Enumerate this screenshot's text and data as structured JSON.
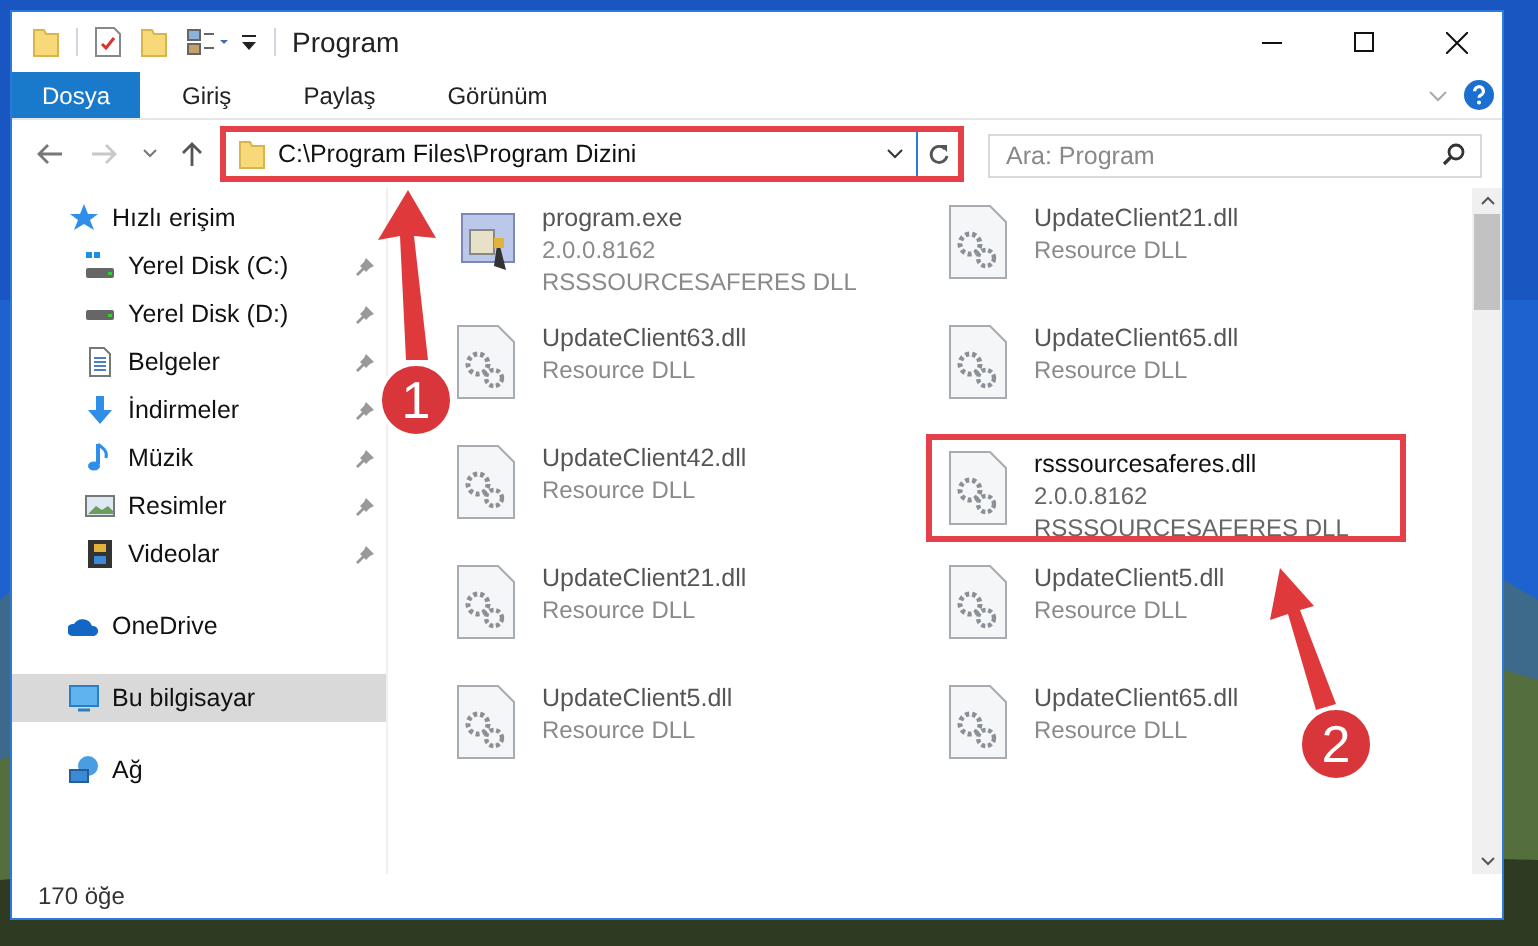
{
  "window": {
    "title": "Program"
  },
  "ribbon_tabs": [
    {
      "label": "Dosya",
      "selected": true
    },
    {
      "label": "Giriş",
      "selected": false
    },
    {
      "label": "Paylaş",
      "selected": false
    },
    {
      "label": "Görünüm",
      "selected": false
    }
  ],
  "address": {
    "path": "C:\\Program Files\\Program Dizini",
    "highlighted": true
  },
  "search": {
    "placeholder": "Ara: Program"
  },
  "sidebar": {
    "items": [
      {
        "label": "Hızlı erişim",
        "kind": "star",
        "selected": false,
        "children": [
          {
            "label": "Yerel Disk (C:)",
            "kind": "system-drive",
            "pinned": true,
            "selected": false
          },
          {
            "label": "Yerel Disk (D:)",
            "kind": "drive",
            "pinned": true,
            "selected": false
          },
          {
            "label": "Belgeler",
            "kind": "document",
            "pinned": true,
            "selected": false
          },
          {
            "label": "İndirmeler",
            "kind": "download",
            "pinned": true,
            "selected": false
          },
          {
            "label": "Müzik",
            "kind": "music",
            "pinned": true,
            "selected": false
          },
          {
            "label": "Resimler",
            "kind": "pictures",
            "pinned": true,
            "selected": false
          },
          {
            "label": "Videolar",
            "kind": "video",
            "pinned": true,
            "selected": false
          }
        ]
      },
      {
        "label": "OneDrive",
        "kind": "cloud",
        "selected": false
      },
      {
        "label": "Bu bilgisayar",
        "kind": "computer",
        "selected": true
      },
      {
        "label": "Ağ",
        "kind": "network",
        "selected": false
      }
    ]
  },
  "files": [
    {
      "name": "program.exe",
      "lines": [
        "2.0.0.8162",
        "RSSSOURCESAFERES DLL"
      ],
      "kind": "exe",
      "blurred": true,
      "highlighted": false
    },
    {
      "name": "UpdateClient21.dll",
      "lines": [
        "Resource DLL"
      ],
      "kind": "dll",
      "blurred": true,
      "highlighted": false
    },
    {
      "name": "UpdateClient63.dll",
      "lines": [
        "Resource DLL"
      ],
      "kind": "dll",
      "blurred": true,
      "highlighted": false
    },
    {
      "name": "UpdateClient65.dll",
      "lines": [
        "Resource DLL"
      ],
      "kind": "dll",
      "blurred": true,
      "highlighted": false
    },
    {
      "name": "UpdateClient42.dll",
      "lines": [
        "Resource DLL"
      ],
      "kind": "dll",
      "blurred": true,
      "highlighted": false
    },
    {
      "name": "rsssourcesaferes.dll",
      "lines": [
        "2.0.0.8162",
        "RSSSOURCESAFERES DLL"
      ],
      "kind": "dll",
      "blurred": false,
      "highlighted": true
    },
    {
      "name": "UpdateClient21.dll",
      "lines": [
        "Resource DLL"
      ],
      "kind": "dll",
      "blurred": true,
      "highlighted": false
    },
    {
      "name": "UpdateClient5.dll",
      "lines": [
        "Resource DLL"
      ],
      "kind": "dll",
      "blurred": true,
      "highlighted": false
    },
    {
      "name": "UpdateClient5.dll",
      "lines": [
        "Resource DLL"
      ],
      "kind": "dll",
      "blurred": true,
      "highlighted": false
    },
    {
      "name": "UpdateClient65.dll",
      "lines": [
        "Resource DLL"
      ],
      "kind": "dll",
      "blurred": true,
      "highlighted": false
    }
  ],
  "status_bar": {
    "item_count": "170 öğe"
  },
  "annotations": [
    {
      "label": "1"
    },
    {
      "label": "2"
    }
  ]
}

Work instructions: Pictures stay out; repeat all the rest of the records exactly.

Answer in full:
Enumerate this screenshot's text and data as structured JSON.
{
  "window": {
    "title": "Program"
  },
  "ribbon_tabs": [
    {
      "label": "Dosya",
      "selected": true
    },
    {
      "label": "Giriş",
      "selected": false
    },
    {
      "label": "Paylaş",
      "selected": false
    },
    {
      "label": "Görünüm",
      "selected": false
    }
  ],
  "address": {
    "path": "C:\\Program Files\\Program Dizini",
    "highlighted": true
  },
  "search": {
    "placeholder": "Ara: Program"
  },
  "sidebar": {
    "items": [
      {
        "label": "Hızlı erişim",
        "kind": "star",
        "selected": false,
        "children": [
          {
            "label": "Yerel Disk (C:)",
            "kind": "system-drive",
            "pinned": true,
            "selected": false
          },
          {
            "label": "Yerel Disk (D:)",
            "kind": "drive",
            "pinned": true,
            "selected": false
          },
          {
            "label": "Belgeler",
            "kind": "document",
            "pinned": true,
            "selected": false
          },
          {
            "label": "İndirmeler",
            "kind": "download",
            "pinned": true,
            "selected": false
          },
          {
            "label": "Müzik",
            "kind": "music",
            "pinned": true,
            "selected": false
          },
          {
            "label": "Resimler",
            "kind": "pictures",
            "pinned": true,
            "selected": false
          },
          {
            "label": "Videolar",
            "kind": "video",
            "pinned": true,
            "selected": false
          }
        ]
      },
      {
        "label": "OneDrive",
        "kind": "cloud",
        "selected": false
      },
      {
        "label": "Bu bilgisayar",
        "kind": "computer",
        "selected": true
      },
      {
        "label": "Ağ",
        "kind": "network",
        "selected": false
      }
    ]
  },
  "files": [
    {
      "name": "program.exe",
      "lines": [
        "2.0.0.8162",
        "RSSSOURCESAFERES DLL"
      ],
      "kind": "exe",
      "blurred": true,
      "highlighted": false
    },
    {
      "name": "UpdateClient21.dll",
      "lines": [
        "Resource DLL"
      ],
      "kind": "dll",
      "blurred": true,
      "highlighted": false
    },
    {
      "name": "UpdateClient63.dll",
      "lines": [
        "Resource DLL"
      ],
      "kind": "dll",
      "blurred": true,
      "highlighted": false
    },
    {
      "name": "UpdateClient65.dll",
      "lines": [
        "Resource DLL"
      ],
      "kind": "dll",
      "blurred": true,
      "highlighted": false
    },
    {
      "name": "UpdateClient42.dll",
      "lines": [
        "Resource DLL"
      ],
      "kind": "dll",
      "blurred": true,
      "highlighted": false
    },
    {
      "name": "rsssourcesaferes.dll",
      "lines": [
        "2.0.0.8162",
        "RSSSOURCESAFERES DLL"
      ],
      "kind": "dll",
      "blurred": false,
      "highlighted": true
    },
    {
      "name": "UpdateClient21.dll",
      "lines": [
        "Resource DLL"
      ],
      "kind": "dll",
      "blurred": true,
      "highlighted": false
    },
    {
      "name": "UpdateClient5.dll",
      "lines": [
        "Resource DLL"
      ],
      "kind": "dll",
      "blurred": true,
      "highlighted": false
    },
    {
      "name": "UpdateClient5.dll",
      "lines": [
        "Resource DLL"
      ],
      "kind": "dll",
      "blurred": true,
      "highlighted": false
    },
    {
      "name": "UpdateClient65.dll",
      "lines": [
        "Resource DLL"
      ],
      "kind": "dll",
      "blurred": true,
      "highlighted": false
    }
  ],
  "status_bar": {
    "item_count": "170 öğe"
  },
  "annotations": [
    {
      "label": "1"
    },
    {
      "label": "2"
    }
  ]
}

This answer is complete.